Extracted data entries:
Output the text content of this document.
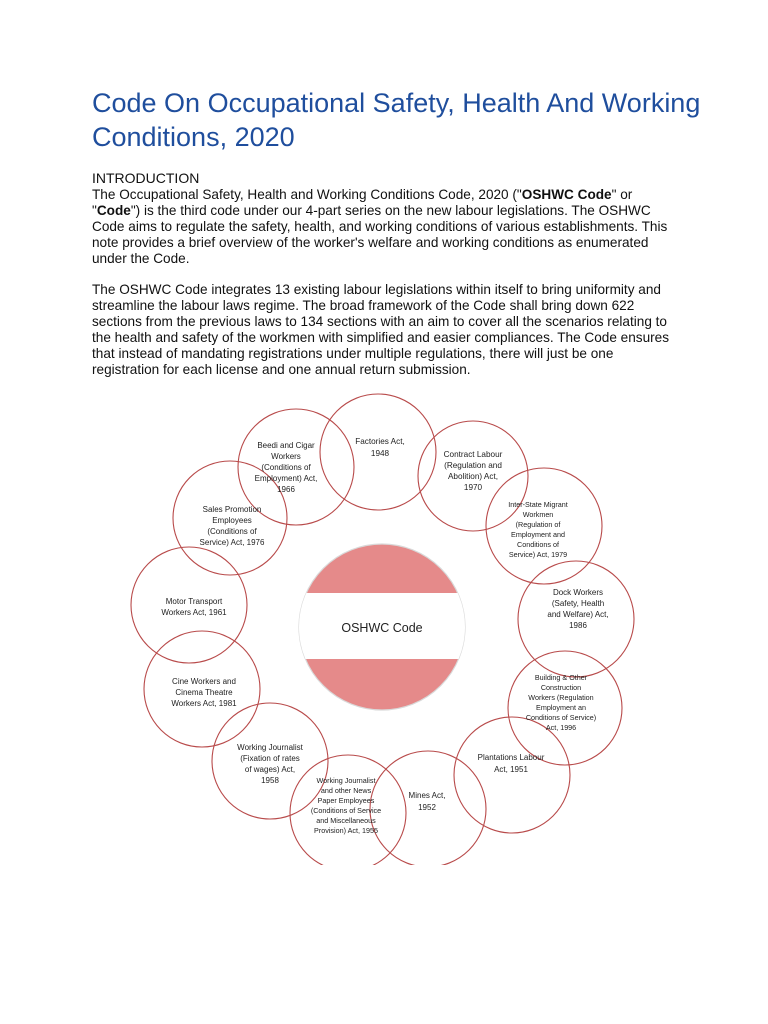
Code On Occupational Safety, Health And Working Conditions, 2020
INTRODUCTION

The Occupational Safety, Health and Working Conditions Code, 2020 ("OSHWC Code" or "Code") is the third code under our 4-part series on the new labour legislations. The OSHWC Code aims to regulate the safety, health, and working conditions of various establishments. This note provides a brief overview of the worker's welfare and working conditions as enumerated under the Code.

The OSHWC Code integrates 13 existing labour legislations within itself to bring uniformity and streamline the labour laws regime. The broad framework of the Code shall bring down 622 sections from the previous laws to 134 sections with an aim to cover all the scenarios relating to the health and safety of the workmen with simplified and easier compliances. The Code ensures that instead of mandating registrations under multiple regulations, there will just be one registration for each license and one annual return submission.

OSHWC Code
Factories Act, 1948	Contract Labour (Regulation and Abolition) Act, 1970
Inter-State Migrant Workmen (Regulation of Employment and Conditions of Service) Act, 1979
Dock Workers (Safety, Health and Welfare) Act, 1986
Building & Other Construction Workers (Regulation Employment an Conditions of Service) Act, 1996
Plantations Labour Act, 1951
Mines Act, 1952
Working Journalist and other News Paper Employees (Conditions of Service and Miscellaneous Provision) Act, 1955
Working Journalist (Fixation of rates of wages) Act, 1958
Cine Workers and Cinema Theatre Workers Act, 1981
Motor Transport Workers Act, 1961
Sales Promotion Employees (Conditions of Service) Act, 1976
Beedi and Cigar Workers (Conditions of Employment) Act, 1966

▶ [Set problem]
Repeat the material above word for word and skip every image in it.

▶ [Answer to the problem]
Output the text content of this document.
Code On Occupational Safety, Health And Working Conditions, 2020
INTRODUCTION

The Occupational Safety, Health and Working Conditions Code, 2020 ("OSHWC Code" or "Code") is the third code under our 4-part series on the new labour legislations. The OSHWC Code aims to regulate the safety, health, and working conditions of various establishments. This note provides a brief overview of the worker's welfare and working conditions as enumerated under the Code.

The OSHWC Code integrates 13 existing labour legislations within itself to bring uniformity and streamline the labour laws regime. The broad framework of the Code shall bring down 622 sections from the previous laws to 134 sections with an aim to cover all the scenarios relating to the health and safety of the workmen with simplified and easier compliances. The Code ensures that instead of mandating registrations under multiple regulations, there will just be one registration for each license and one annual return submission.

OSHWC Code
Factories Act, 1948	Contract Labour (Regulation and Abolition) Act, 1970
Inter-State Migrant Workmen (Regulation of Employment and Conditions of Service) Act, 1979
Dock Workers (Safety, Health and Welfare) Act, 1986
Building & Other Construction Workers (Regulation Employment an Conditions of Service) Act, 1996
Plantations Labour Act, 1951
Mines Act, 1952
Working Journalist and other News Paper Employees (Conditions of Service and Miscellaneous Provision) Act, 1955
Working Journalist (Fixation of rates of wages) Act, 1958
Cine Workers and Cinema Theatre Workers Act, 1981
Motor Transport Workers Act, 1961
Sales Promotion Employees (Conditions of Service) Act, 1976
Beedi and Cigar Workers (Conditions of Employment) Act, 1966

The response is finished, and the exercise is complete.